__Exercise instructions__. Return the lines of the items starting at the line containing "131, 1127, 151)" and ending at the line containing "heart-icon[interactable] (1512, 64, 1540, 92)", copied character for character.

** BEGIN Listed records **

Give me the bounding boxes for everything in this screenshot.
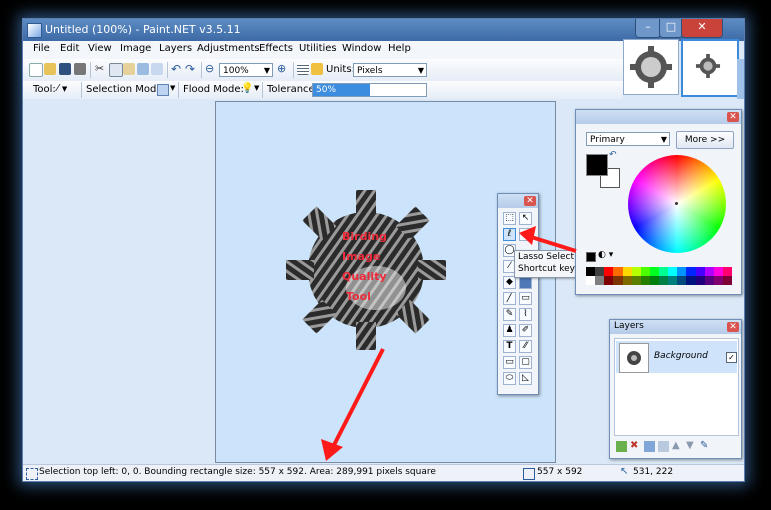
arrowhead-icon bbox=[321, 439, 343, 461]
image-size-icon bbox=[523, 468, 535, 480]
selection-info: Selection top left: 0, 0. Bounding recta… bbox=[39, 467, 436, 477]
arrowhead-icon bbox=[519, 226, 536, 245]
arrow-to-statusbar bbox=[330, 348, 385, 450]
cursor-icon: ↖ bbox=[620, 466, 629, 477]
status-bar: Selection top left: 0, 0. Bounding recta… bbox=[23, 464, 744, 481]
app-window: Untitled (100%) - Paint.NET v3.5.11 – □ … bbox=[22, 18, 745, 482]
arrow-to-lasso bbox=[527, 234, 577, 253]
cursor-position: 531, 222 bbox=[633, 467, 674, 477]
annotation-arrows bbox=[321, 226, 577, 461]
image-size: 557 x 592 bbox=[537, 467, 583, 477]
selection-icon bbox=[26, 468, 38, 480]
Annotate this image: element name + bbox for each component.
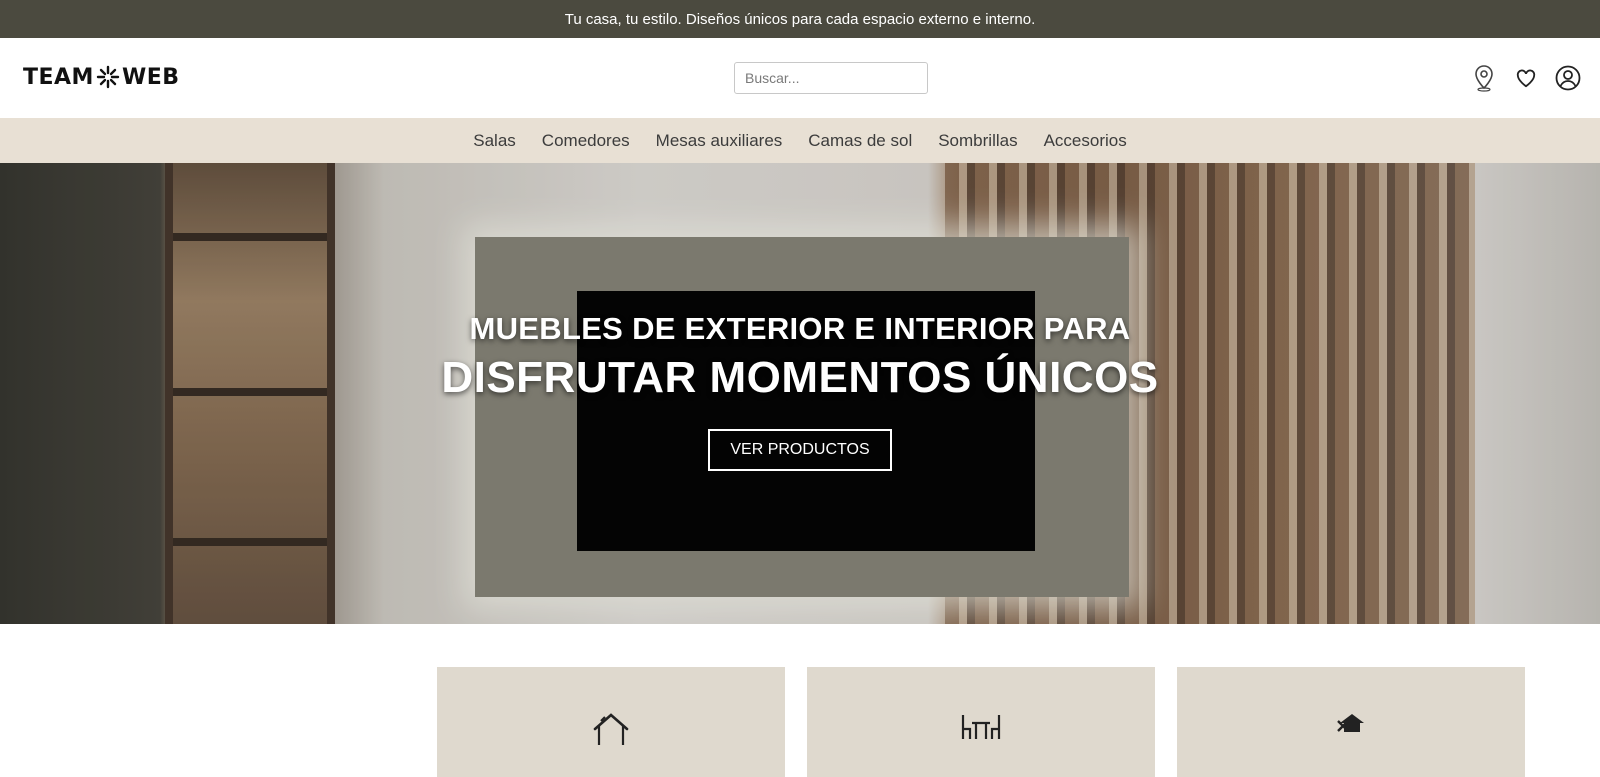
nav-item-accesorios[interactable]: Accesorios (1044, 131, 1127, 151)
logo-burst-icon (96, 65, 120, 89)
category-card[interactable] (807, 667, 1155, 777)
category-card[interactable] (1177, 667, 1525, 777)
logo[interactable]: TEAM WEB (23, 64, 180, 90)
heart-icon[interactable] (1512, 64, 1540, 92)
nav-item-mesas-auxiliares[interactable]: Mesas auxiliares (656, 131, 783, 151)
hero-heading-line1: MUEBLES DE EXTERIOR E INTERIOR PARA (469, 311, 1131, 346)
search-input[interactable] (734, 62, 928, 94)
nav-item-salas[interactable]: Salas (473, 131, 516, 151)
category-nav: Salas Comedores Mesas auxiliares Camas d… (0, 118, 1600, 163)
site-header: TEAM WEB (0, 38, 1600, 118)
announcement-text: Tu casa, tu estilo. Diseños únicos para … (564, 10, 1036, 28)
header-icons (1470, 64, 1582, 92)
user-account-icon[interactable] (1554, 64, 1582, 92)
house-tools-icon (1337, 714, 1364, 732)
category-card[interactable] (437, 667, 785, 777)
category-cards (437, 667, 1525, 777)
view-products-button[interactable]: VER PRODUCTOS (708, 429, 892, 471)
hero-heading-line2: DISFRUTAR MOMENTOS ÚNICOS (441, 353, 1159, 402)
dining-table-icon (961, 715, 1001, 739)
announcement-bar: Tu casa, tu estilo. Diseños únicos para … (0, 0, 1600, 38)
nav-item-sombrillas[interactable]: Sombrillas (938, 131, 1017, 151)
nav-item-comedores[interactable]: Comedores (542, 131, 630, 151)
house-icon (593, 713, 629, 745)
hero-content: MUEBLES DE EXTERIOR E INTERIOR PARA DISF… (0, 311, 1600, 471)
location-pin-icon[interactable] (1470, 64, 1498, 92)
nav-item-camas-de-sol[interactable]: Camas de sol (808, 131, 912, 151)
logo-text-left: TEAM (23, 64, 94, 90)
logo-text-right: WEB (121, 64, 180, 90)
hero-banner: MUEBLES DE EXTERIOR E INTERIOR PARA DISF… (0, 163, 1600, 624)
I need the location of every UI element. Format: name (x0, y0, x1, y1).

** END Listed records **

__Task solution__.
nav-item-accesorios[interactable]: Accesorios (1044, 131, 1127, 151)
logo-burst-icon (96, 65, 120, 89)
category-card[interactable] (807, 667, 1155, 777)
category-card[interactable] (1177, 667, 1525, 777)
logo[interactable]: TEAM WEB (23, 64, 180, 90)
heart-icon[interactable] (1512, 64, 1540, 92)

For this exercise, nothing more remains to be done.